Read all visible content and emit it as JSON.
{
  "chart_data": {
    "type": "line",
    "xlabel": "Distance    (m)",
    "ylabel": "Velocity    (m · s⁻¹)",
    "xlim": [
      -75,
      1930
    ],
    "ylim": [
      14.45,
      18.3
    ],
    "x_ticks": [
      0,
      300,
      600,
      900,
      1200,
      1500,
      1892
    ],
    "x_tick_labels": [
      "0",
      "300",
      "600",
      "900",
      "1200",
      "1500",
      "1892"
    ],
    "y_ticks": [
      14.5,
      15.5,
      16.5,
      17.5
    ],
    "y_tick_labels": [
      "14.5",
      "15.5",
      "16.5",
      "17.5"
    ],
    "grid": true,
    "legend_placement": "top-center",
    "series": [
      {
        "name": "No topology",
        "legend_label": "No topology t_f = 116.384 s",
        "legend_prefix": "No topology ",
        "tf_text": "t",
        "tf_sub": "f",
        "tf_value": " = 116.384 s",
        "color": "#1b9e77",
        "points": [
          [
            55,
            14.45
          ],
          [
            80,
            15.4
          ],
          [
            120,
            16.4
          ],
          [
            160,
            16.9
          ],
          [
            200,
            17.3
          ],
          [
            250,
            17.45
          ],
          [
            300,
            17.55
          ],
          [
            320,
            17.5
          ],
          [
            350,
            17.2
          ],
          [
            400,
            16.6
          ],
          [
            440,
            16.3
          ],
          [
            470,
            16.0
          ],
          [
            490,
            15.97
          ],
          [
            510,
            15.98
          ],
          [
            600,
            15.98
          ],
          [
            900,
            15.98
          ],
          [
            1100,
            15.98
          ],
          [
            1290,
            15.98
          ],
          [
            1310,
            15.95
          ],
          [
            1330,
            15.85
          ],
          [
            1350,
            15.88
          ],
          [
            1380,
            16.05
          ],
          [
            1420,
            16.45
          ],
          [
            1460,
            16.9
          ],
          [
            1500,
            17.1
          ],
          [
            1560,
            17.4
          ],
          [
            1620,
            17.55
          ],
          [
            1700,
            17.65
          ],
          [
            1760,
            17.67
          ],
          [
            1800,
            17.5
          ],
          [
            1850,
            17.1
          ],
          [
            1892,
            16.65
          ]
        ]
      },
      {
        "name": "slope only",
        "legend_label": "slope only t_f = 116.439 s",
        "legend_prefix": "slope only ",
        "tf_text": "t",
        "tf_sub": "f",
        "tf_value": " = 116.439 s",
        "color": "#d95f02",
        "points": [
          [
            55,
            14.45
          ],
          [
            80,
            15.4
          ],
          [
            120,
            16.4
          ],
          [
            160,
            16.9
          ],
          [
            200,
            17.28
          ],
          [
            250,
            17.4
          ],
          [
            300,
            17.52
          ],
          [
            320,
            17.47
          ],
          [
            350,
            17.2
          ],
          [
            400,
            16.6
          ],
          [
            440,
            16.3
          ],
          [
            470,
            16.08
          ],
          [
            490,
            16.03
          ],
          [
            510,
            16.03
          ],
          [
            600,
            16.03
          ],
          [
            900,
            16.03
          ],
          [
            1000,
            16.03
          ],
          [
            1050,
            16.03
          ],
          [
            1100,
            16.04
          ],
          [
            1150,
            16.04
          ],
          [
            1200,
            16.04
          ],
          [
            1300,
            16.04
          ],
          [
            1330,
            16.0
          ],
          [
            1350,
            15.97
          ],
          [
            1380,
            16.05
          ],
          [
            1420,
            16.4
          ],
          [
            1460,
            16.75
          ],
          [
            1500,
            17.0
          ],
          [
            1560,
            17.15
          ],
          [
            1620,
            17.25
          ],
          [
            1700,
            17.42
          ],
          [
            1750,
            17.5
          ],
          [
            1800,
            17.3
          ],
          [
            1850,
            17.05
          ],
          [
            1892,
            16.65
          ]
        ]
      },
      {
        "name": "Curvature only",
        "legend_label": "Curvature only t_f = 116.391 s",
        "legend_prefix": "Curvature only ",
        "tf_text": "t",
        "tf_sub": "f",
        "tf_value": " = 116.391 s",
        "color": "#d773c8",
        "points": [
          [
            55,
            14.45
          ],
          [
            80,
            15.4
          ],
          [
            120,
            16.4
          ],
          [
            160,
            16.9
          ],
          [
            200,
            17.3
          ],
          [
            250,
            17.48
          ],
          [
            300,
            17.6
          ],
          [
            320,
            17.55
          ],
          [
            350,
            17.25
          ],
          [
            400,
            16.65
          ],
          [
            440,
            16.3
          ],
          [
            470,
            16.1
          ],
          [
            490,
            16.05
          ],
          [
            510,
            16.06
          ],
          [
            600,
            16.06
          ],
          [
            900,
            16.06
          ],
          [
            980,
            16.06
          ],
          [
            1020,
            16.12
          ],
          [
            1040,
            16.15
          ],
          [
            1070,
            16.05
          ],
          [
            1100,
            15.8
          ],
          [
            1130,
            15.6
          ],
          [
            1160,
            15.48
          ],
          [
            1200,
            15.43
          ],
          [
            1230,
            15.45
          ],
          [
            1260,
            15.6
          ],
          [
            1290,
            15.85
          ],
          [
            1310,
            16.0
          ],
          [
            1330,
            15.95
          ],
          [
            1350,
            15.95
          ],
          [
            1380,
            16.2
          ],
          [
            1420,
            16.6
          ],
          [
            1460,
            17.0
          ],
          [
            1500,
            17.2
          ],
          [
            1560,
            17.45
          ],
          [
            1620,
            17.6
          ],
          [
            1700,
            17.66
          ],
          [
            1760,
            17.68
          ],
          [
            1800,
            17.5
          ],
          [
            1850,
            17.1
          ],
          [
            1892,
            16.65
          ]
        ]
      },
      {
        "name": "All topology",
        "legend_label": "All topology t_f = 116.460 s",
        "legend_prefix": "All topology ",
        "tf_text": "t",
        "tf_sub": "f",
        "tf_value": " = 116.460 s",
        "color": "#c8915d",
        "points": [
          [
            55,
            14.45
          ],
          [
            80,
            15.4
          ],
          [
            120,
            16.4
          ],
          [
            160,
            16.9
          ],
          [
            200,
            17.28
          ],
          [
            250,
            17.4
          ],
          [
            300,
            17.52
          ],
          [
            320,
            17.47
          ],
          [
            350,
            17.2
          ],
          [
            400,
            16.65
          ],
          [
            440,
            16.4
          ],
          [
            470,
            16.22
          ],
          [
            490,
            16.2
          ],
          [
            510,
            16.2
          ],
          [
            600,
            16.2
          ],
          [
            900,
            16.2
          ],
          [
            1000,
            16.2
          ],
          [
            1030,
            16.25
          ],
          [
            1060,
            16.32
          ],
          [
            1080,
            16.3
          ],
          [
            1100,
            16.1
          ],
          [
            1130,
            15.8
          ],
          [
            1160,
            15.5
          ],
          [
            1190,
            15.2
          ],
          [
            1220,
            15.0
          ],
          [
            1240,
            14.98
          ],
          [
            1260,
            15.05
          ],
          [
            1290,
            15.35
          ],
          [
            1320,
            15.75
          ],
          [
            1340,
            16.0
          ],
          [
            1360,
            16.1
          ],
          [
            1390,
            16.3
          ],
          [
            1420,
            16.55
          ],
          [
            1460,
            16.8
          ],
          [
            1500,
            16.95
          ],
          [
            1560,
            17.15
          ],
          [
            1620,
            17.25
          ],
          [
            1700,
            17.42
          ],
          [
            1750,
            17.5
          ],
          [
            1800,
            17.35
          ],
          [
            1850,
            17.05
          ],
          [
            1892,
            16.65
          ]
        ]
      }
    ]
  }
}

====

* Given task *
Every line of the listing that holds "color" should be found and copied.

* Output below *
        "color": "#1b9e77",
        "color": "#d95f02",
        "color": "#d773c8",
        "color": "#c8915d",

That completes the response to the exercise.